_Stored records_.

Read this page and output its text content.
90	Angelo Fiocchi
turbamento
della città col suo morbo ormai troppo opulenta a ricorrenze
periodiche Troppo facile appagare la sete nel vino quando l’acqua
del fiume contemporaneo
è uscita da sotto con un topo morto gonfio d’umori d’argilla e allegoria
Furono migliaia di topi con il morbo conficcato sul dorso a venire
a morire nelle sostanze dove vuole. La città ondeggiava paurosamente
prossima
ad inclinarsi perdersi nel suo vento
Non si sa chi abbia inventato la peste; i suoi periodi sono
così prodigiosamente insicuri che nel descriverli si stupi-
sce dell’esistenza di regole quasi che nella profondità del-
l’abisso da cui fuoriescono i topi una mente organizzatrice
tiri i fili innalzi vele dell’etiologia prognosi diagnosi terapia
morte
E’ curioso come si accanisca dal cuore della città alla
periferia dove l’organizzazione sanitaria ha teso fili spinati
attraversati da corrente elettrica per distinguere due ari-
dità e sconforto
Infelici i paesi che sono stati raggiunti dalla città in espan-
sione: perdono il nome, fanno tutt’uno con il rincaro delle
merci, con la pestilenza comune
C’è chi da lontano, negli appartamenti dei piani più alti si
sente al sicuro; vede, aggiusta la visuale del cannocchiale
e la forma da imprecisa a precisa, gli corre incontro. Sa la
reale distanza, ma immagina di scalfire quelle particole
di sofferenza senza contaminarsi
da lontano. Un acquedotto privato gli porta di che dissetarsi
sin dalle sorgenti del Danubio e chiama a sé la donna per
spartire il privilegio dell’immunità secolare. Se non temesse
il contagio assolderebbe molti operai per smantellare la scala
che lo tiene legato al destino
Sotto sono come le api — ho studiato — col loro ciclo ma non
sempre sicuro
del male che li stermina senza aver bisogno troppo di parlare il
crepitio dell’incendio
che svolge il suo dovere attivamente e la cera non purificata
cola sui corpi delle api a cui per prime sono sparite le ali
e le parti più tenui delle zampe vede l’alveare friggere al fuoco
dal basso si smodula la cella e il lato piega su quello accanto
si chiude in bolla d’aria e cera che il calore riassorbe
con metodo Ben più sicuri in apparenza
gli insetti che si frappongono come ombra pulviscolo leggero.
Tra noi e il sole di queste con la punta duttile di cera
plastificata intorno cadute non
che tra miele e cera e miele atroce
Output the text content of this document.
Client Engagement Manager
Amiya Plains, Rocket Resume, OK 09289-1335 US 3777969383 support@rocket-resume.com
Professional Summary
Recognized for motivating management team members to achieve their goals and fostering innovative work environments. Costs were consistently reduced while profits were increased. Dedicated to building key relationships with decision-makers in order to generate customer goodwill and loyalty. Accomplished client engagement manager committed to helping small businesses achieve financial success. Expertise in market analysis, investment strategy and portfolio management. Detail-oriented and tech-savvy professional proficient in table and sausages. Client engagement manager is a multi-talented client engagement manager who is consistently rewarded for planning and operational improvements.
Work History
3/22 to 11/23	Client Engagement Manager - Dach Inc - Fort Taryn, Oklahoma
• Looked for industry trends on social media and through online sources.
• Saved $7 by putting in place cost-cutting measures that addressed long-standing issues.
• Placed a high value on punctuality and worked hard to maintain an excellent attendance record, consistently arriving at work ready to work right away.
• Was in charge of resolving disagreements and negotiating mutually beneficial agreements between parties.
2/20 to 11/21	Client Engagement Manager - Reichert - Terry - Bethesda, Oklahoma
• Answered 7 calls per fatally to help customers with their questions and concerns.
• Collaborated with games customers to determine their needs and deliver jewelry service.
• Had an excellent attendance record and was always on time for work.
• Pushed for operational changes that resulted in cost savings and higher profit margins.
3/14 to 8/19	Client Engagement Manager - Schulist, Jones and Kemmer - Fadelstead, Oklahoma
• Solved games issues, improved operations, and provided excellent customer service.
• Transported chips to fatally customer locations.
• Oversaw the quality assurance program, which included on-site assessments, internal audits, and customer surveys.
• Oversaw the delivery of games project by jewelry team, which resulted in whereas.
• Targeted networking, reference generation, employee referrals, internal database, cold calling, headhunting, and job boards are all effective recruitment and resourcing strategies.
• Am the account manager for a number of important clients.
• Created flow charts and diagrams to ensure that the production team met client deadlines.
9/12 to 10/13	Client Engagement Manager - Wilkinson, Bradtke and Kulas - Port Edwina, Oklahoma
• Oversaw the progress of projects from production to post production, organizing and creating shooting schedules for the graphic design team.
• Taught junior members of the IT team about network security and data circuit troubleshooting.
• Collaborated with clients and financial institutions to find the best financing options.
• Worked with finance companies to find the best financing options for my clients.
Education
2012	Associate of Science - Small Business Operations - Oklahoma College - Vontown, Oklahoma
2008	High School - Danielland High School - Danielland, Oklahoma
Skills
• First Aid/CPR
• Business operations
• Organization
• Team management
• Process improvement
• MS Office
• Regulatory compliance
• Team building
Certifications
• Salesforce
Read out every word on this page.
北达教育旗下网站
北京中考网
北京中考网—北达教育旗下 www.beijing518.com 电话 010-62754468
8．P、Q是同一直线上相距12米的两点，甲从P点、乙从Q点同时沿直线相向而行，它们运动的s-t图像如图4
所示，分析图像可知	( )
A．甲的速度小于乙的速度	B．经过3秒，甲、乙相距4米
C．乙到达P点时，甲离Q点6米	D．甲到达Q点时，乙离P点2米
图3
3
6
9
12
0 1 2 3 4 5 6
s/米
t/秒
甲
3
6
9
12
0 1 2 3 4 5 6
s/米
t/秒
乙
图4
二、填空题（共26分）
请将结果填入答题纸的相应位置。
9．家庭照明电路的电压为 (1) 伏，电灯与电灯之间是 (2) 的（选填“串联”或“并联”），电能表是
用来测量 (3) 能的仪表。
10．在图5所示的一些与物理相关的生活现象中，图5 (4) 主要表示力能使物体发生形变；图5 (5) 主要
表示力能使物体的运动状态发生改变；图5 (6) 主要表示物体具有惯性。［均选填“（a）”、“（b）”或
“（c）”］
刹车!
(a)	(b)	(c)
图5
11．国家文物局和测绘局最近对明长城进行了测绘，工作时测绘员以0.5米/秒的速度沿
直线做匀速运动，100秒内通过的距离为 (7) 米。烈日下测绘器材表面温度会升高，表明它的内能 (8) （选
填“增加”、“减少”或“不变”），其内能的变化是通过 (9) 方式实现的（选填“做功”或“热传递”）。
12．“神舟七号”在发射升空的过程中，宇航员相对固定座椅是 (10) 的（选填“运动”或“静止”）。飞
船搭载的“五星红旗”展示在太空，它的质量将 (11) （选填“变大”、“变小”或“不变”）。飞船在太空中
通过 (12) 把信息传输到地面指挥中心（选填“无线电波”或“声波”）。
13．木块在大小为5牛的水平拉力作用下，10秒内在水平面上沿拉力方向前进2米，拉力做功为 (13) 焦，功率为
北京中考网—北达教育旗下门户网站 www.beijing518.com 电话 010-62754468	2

_WORK REQUIRED_.
Write every line of the material above again, exactly.

_ANSWER TO THIS PROBLEM_.
Read this page and output its text content.
90	Angelo Fiocchi
turbamento
della città col suo morbo ormai troppo opulenta a ricorrenze
periodiche Troppo facile appagare la sete nel vino quando l’acqua
del fiume contemporaneo
è uscita da sotto con un topo morto gonfio d’umori d’argilla e allegoria
Furono migliaia di topi con il morbo conficcato sul dorso a venire
a morire nelle sostanze dove vuole. La città ondeggiava paurosamente
prossima
ad inclinarsi perdersi nel suo vento
Non si sa chi abbia inventato la peste; i suoi periodi sono
così prodigiosamente insicuri che nel descriverli si stupi-
sce dell’esistenza di regole quasi che nella profondità del-
l’abisso da cui fuoriescono i topi una mente organizzatrice
tiri i fili innalzi vele dell’etiologia prognosi diagnosi terapia
morte
E’ curioso come si accanisca dal cuore della città alla
periferia dove l’organizzazione sanitaria ha teso fili spinati
attraversati da corrente elettrica per distinguere due ari-
dità e sconforto
Infelici i paesi che sono stati raggiunti dalla città in espan-
sione: perdono il nome, fanno tutt’uno con il rincaro delle
merci, con la pestilenza comune
C’è chi da lontano, negli appartamenti dei piani più alti si
sente al sicuro; vede, aggiusta la visuale del cannocchiale
e la forma da imprecisa a precisa, gli corre incontro. Sa la
reale distanza, ma immagina di scalfire quelle particole
di sofferenza senza contaminarsi
da lontano. Un acquedotto privato gli porta di che dissetarsi
sin dalle sorgenti del Danubio e chiama a sé la donna per
spartire il privilegio dell’immunità secolare. Se non temesse
il contagio assolderebbe molti operai per smantellare la scala
che lo tiene legato al destino
Sotto sono come le api — ho studiato — col loro ciclo ma non
sempre sicuro
del male che li stermina senza aver bisogno troppo di parlare il
crepitio dell’incendio
che svolge il suo dovere attivamente e la cera non purificata
cola sui corpi delle api a cui per prime sono sparite le ali
e le parti più tenui delle zampe vede l’alveare friggere al fuoco
dal basso si smodula la cella e il lato piega su quello accanto
si chiude in bolla d’aria e cera che il calore riassorbe
con metodo Ben più sicuri in apparenza
gli insetti che si frappongono come ombra pulviscolo leggero.
Tra noi e il sole di queste con la punta duttile di cera
plastificata intorno cadute non
che tra miele e cera e miele atroce
Output the text content of this document.
Client Engagement Manager
Amiya Plains, Rocket Resume, OK 09289-1335 US 3777969383 support@rocket-resume.com
Professional Summary
Recognized for motivating management team members to achieve their goals and fostering innovative work environments. Costs were consistently reduced while profits were increased. Dedicated to building key relationships with decision-makers in order to generate customer goodwill and loyalty. Accomplished client engagement manager committed to helping small businesses achieve financial success. Expertise in market analysis, investment strategy and portfolio management. Detail-oriented and tech-savvy professional proficient in table and sausages. Client engagement manager is a multi-talented client engagement manager who is consistently rewarded for planning and operational improvements.
Work History
3/22 to 11/23	Client Engagement Manager - Dach Inc - Fort Taryn, Oklahoma
• Looked for industry trends on social media and through online sources.
• Saved $7 by putting in place cost-cutting measures that addressed long-standing issues.
• Placed a high value on punctuality and worked hard to maintain an excellent attendance record, consistently arriving at work ready to work right away.
• Was in charge of resolving disagreements and negotiating mutually beneficial agreements between parties.
2/20 to 11/21	Client Engagement Manager - Reichert - Terry - Bethesda, Oklahoma
• Answered 7 calls per fatally to help customers with their questions and concerns.
• Collaborated with games customers to determine their needs and deliver jewelry service.
• Had an excellent attendance record and was always on time for work.
• Pushed for operational changes that resulted in cost savings and higher profit margins.
3/14 to 8/19	Client Engagement Manager - Schulist, Jones and Kemmer - Fadelstead, Oklahoma
• Solved games issues, improved operations, and provided excellent customer service.
• Transported chips to fatally customer locations.
• Oversaw the quality assurance program, which included on-site assessments, internal audits, and customer surveys.
• Oversaw the delivery of games project by jewelry team, which resulted in whereas.
• Targeted networking, reference generation, employee referrals, internal database, cold calling, headhunting, and job boards are all effective recruitment and resourcing strategies.
• Am the account manager for a number of important clients.
• Created flow charts and diagrams to ensure that the production team met client deadlines.
9/12 to 10/13	Client Engagement Manager - Wilkinson, Bradtke and Kulas - Port Edwina, Oklahoma
• Oversaw the progress of projects from production to post production, organizing and creating shooting schedules for the graphic design team.
• Taught junior members of the IT team about network security and data circuit troubleshooting.
• Collaborated with clients and financial institutions to find the best financing options.
• Worked with finance companies to find the best financing options for my clients.
Education
2012	Associate of Science - Small Business Operations - Oklahoma College - Vontown, Oklahoma
2008	High School - Danielland High School - Danielland, Oklahoma
Skills
• First Aid/CPR
• Business operations
• Organization
• Team management
• Process improvement
• MS Office
• Regulatory compliance
• Team building
Certifications
• Salesforce
Read out every word on this page.
北达教育旗下网站
北京中考网
北京中考网—北达教育旗下 www.beijing518.com 电话 010-62754468
8．P、Q是同一直线上相距12米的两点，甲从P点、乙从Q点同时沿直线相向而行，它们运动的s-t图像如图4
所示，分析图像可知	( )
A．甲的速度小于乙的速度	B．经过3秒，甲、乙相距4米
C．乙到达P点时，甲离Q点6米	D．甲到达Q点时，乙离P点2米
图3
3
6
9
12
0 1 2 3 4 5 6
s/米
t/秒
甲
3
6
9
12
0 1 2 3 4 5 6
s/米
t/秒
乙
图4
二、填空题（共26分）
请将结果填入答题纸的相应位置。
9．家庭照明电路的电压为 (1) 伏，电灯与电灯之间是 (2) 的（选填“串联”或“并联”），电能表是
用来测量 (3) 能的仪表。
10．在图5所示的一些与物理相关的生活现象中，图5 (4) 主要表示力能使物体发生形变；图5 (5) 主要
表示力能使物体的运动状态发生改变；图5 (6) 主要表示物体具有惯性。［均选填“（a）”、“（b）”或
“（c）”］
刹车!
(a)	(b)	(c)
图5
11．国家文物局和测绘局最近对明长城进行了测绘，工作时测绘员以0.5米/秒的速度沿
直线做匀速运动，100秒内通过的距离为 (7) 米。烈日下测绘器材表面温度会升高，表明它的内能 (8) （选
填“增加”、“减少”或“不变”），其内能的变化是通过 (9) 方式实现的（选填“做功”或“热传递”）。
12．“神舟七号”在发射升空的过程中，宇航员相对固定座椅是 (10) 的（选填“运动”或“静止”）。飞
船搭载的“五星红旗”展示在太空，它的质量将 (11) （选填“变大”、“变小”或“不变”）。飞船在太空中
通过 (12) 把信息传输到地面指挥中心（选填“无线电波”或“声波”）。
13．木块在大小为5牛的水平拉力作用下，10秒内在水平面上沿拉力方向前进2米，拉力做功为 (13) 焦，功率为
北京中考网—北达教育旗下门户网站 www.beijing518.com 电话 010-62754468	2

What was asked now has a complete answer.